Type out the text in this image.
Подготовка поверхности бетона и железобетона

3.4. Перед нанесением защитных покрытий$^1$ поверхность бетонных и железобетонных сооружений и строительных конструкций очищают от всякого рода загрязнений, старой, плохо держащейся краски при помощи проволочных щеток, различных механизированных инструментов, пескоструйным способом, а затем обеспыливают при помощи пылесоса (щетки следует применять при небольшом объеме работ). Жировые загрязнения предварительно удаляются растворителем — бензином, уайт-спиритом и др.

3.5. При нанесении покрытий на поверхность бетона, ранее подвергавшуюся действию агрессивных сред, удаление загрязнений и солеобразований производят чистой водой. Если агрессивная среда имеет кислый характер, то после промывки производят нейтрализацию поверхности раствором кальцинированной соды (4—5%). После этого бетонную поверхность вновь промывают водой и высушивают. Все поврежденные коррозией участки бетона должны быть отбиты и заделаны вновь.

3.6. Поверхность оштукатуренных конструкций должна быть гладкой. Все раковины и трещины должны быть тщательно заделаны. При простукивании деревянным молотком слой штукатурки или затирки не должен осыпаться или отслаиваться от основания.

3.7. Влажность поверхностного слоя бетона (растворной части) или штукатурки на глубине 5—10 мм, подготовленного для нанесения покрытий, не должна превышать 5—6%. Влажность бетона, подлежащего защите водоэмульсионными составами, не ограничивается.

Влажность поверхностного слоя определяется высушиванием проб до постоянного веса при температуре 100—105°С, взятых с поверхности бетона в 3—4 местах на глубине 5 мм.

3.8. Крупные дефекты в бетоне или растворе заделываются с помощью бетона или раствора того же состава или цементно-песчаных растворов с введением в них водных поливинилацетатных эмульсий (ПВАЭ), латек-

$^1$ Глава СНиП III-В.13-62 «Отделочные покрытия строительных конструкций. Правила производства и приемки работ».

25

> _Task statement_:
Above are the records; copy all of them exactly.

> _Answer to this task_:
Type out the text in this image.
Подготовка поверхности бетона и железобетона

3.4. Перед нанесением защитных покрытий$^1$ поверхность бетонных и железобетонных сооружений и строительных конструкций очищают от всякого рода загрязнений, старой, плохо держащейся краски при помощи проволочных щеток, различных механизированных инструментов, пескоструйным способом, а затем обеспыливают при помощи пылесоса (щетки следует применять при небольшом объеме работ). Жировые загрязнения предварительно удаляются растворителем — бензином, уайт-спиритом и др.

3.5. При нанесении покрытий на поверхность бетона, ранее подвергавшуюся действию агрессивных сред, удаление загрязнений и солеобразований производят чистой водой. Если агрессивная среда имеет кислый характер, то после промывки производят нейтрализацию поверхности раствором кальцинированной соды (4—5%). После этого бетонную поверхность вновь промывают водой и высушивают. Все поврежденные коррозией участки бетона должны быть отбиты и заделаны вновь.

3.6. Поверхность оштукатуренных конструкций должна быть гладкой. Все раковины и трещины должны быть тщательно заделаны. При простукивании деревянным молотком слой штукатурки или затирки не должен осыпаться или отслаиваться от основания.

3.7. Влажность поверхностного слоя бетона (растворной части) или штукатурки на глубине 5—10 мм, подготовленного для нанесения покрытий, не должна превышать 5—6%. Влажность бетона, подлежащего защите водоэмульсионными составами, не ограничивается.

Влажность поверхностного слоя определяется высушиванием проб до постоянного веса при температуре 100—105°С, взятых с поверхности бетона в 3—4 местах на глубине 5 мм.

3.8. Крупные дефекты в бетоне или растворе заделываются с помощью бетона или раствора того же состава или цементно-песчаных растворов с введением в них водных поливинилацетатных эмульсий (ПВАЭ), латек-

$^1$ Глава СНиП III-В.13-62 «Отделочные покрытия строительных конструкций. Правила производства и приемки работ».

25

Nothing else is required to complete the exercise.